• [WORK REQUIRED]
Please copy every line of the records below that holds the word "Shift".

-------

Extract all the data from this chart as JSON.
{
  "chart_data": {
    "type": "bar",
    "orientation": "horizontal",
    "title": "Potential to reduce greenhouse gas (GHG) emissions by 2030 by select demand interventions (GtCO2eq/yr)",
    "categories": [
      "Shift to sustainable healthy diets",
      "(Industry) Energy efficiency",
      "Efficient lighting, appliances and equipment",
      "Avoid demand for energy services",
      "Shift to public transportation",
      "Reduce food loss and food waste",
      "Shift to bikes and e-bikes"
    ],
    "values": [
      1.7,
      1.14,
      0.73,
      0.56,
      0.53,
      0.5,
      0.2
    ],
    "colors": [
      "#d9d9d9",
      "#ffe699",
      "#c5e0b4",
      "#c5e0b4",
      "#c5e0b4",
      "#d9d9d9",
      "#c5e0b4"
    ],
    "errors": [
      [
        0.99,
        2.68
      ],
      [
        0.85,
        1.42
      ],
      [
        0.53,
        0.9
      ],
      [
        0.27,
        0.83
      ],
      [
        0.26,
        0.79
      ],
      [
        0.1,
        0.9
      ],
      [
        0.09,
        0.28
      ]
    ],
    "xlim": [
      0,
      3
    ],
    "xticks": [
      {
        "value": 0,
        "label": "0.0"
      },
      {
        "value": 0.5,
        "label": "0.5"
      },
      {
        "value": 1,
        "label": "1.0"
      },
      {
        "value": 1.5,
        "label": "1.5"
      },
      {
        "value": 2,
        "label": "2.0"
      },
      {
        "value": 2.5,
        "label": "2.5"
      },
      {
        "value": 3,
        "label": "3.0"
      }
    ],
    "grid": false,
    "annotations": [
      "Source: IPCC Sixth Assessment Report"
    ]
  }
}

-------

• [RESPONSE]
      "Shift to sustainable healthy diets",
      "Shift to public transportation",
      "Shift to bikes and e-bikes"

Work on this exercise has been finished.